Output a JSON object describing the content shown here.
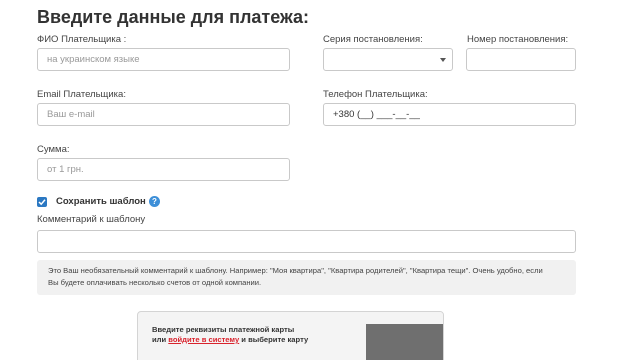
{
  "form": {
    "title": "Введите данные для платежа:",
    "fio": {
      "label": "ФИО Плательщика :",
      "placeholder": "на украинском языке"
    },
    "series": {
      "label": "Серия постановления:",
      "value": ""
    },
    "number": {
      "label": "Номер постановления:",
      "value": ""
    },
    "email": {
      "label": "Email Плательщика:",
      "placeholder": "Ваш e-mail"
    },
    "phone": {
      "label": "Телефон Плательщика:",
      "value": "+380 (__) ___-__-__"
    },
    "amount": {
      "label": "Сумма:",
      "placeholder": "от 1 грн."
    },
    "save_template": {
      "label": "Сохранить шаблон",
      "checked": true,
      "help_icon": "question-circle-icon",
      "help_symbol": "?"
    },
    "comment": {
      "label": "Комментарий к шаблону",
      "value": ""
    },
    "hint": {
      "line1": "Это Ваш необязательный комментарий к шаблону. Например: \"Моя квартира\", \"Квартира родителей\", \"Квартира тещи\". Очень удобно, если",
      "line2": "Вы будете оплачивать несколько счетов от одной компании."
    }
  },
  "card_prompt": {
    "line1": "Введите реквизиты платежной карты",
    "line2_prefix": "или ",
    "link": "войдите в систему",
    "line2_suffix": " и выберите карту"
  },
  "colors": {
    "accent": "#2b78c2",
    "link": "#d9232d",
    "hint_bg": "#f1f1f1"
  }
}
************
▶ GIVEN PROBLEM: Track down every line holding the string "постановления" and copy it.

▶ TASK OUTPUT:
      "label": "Серия постановления:",
      "label": "Номер постановления:",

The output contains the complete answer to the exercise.